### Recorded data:
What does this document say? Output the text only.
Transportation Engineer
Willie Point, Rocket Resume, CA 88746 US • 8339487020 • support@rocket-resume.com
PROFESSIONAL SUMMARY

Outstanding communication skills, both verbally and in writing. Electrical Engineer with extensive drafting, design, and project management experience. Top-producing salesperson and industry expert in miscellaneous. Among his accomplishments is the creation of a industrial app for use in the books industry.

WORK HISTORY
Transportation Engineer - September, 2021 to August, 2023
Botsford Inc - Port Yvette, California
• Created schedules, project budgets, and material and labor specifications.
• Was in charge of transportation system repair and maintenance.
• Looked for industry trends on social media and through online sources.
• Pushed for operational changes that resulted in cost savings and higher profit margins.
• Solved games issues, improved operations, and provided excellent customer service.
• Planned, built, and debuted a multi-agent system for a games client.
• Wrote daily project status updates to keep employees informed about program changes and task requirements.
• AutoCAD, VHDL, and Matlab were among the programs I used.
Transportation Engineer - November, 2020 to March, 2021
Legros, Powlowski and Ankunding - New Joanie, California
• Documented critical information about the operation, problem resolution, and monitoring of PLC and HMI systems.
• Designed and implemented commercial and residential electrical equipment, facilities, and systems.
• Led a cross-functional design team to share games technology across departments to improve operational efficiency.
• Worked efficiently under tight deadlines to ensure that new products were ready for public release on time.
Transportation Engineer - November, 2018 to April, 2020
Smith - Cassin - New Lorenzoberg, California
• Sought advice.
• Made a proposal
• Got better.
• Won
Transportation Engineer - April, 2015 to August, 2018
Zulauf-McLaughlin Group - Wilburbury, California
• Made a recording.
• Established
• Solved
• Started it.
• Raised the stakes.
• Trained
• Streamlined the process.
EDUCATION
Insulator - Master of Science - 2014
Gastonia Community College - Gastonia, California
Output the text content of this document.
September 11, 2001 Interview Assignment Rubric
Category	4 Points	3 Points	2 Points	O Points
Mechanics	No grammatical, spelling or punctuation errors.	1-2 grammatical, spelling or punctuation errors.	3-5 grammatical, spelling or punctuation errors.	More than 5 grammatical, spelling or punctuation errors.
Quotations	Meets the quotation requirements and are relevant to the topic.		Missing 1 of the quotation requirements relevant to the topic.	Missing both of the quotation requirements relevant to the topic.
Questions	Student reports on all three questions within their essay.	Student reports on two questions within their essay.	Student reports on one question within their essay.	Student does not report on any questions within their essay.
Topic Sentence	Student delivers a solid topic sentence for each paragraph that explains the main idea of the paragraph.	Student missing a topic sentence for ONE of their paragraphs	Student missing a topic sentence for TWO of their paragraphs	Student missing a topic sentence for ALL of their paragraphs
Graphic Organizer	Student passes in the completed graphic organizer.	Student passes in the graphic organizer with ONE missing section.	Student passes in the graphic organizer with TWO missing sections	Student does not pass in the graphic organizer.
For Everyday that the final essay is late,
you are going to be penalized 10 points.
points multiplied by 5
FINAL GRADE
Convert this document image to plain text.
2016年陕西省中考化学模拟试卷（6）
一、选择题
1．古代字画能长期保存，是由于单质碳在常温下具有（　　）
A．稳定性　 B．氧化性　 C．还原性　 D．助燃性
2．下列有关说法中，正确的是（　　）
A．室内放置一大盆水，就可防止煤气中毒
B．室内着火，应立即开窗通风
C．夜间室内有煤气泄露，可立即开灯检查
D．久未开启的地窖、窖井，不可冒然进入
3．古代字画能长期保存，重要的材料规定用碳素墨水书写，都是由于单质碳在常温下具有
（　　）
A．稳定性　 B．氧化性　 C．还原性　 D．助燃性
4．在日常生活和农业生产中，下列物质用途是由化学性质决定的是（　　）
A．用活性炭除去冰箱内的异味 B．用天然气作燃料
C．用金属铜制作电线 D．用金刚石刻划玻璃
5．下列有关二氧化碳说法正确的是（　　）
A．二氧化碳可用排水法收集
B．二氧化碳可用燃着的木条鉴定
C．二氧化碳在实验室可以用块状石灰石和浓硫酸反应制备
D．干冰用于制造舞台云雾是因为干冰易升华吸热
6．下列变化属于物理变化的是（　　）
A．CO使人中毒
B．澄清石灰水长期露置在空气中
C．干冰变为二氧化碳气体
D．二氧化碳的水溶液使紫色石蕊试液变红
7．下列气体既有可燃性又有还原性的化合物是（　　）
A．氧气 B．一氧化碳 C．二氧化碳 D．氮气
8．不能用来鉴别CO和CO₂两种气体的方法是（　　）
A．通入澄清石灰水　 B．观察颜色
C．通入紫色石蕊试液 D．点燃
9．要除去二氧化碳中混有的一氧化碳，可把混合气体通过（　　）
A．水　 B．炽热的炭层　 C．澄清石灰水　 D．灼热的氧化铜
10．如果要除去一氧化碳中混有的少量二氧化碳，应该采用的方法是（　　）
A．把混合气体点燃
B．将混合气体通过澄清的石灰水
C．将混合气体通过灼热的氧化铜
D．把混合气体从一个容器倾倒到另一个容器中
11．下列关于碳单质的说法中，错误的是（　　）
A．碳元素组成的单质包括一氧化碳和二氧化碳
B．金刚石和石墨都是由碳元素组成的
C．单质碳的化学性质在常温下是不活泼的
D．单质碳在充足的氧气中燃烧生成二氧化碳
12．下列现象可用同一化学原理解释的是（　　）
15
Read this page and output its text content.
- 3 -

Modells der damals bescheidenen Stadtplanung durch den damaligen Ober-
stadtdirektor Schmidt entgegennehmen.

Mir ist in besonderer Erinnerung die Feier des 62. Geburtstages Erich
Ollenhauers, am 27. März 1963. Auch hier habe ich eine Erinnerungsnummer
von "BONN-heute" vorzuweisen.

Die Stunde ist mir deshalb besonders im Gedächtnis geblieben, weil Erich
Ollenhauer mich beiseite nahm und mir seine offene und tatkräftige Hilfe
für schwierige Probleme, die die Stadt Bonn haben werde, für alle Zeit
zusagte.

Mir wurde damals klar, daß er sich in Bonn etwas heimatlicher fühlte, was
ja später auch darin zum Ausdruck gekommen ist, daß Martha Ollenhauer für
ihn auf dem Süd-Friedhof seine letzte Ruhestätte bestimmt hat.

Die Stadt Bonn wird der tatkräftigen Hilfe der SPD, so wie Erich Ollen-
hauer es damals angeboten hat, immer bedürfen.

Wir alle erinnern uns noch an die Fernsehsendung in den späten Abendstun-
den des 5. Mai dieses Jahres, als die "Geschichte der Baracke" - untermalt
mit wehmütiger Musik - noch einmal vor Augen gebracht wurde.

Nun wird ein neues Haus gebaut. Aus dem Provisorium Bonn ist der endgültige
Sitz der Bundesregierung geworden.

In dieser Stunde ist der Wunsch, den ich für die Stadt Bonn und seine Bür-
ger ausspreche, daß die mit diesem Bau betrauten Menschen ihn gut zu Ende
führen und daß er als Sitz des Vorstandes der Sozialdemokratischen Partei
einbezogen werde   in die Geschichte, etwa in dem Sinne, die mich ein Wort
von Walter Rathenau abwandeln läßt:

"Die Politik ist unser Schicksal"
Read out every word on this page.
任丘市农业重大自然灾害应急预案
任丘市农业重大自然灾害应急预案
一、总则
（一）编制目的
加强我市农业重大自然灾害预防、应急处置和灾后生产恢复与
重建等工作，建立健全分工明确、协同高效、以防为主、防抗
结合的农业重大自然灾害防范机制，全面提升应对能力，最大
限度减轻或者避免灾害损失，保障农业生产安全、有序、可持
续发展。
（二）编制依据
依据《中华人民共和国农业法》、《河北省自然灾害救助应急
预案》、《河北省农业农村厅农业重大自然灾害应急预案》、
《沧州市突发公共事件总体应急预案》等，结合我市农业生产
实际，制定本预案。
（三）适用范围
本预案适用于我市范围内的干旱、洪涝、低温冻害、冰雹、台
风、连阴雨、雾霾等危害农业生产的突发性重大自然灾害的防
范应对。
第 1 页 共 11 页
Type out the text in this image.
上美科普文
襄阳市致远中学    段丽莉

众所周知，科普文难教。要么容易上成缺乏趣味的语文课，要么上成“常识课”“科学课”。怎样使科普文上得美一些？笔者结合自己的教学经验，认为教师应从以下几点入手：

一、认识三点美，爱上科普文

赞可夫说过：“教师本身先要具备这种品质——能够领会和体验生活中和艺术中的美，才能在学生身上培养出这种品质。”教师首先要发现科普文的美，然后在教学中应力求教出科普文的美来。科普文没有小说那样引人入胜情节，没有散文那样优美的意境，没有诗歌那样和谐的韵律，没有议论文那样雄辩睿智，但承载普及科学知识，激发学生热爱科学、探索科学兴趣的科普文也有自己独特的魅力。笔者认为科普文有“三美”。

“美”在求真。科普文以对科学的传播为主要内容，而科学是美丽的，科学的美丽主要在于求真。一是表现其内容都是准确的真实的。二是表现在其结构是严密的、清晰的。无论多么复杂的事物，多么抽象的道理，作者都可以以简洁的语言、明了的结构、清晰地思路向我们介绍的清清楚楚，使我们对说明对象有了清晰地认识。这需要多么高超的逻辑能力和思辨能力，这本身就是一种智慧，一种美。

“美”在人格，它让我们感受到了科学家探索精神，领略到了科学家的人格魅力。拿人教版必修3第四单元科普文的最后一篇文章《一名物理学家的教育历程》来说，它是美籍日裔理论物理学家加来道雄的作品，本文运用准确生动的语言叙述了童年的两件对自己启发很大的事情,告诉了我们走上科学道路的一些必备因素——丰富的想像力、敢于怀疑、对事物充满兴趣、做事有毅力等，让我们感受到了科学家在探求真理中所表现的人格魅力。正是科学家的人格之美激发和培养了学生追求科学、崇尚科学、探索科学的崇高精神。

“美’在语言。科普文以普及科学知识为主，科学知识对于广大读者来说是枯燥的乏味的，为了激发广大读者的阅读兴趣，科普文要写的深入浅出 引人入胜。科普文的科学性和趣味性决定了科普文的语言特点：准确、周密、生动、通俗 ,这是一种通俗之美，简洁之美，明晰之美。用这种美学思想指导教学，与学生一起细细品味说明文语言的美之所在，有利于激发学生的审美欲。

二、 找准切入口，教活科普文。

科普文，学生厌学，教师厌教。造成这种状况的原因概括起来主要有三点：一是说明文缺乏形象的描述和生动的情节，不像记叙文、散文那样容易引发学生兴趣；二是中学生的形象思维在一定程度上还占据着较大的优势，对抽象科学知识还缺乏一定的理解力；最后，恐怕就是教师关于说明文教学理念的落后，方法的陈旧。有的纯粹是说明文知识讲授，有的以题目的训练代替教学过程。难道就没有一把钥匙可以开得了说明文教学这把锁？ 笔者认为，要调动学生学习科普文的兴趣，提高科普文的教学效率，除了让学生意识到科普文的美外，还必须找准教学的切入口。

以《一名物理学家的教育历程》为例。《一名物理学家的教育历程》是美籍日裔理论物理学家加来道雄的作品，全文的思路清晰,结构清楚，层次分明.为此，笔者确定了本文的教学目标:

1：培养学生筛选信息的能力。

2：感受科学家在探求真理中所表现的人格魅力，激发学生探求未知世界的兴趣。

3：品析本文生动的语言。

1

### EXERCISE DIRECTIONS:
Pull out the lines above in which the word "noch" appears.

### THE OUTPUT:
Wir alle erinnern uns noch an die Fernsehsendung in den späten Abendstun-
mit wehmütiger Musik - noch einmal vor Augen gebracht wurde.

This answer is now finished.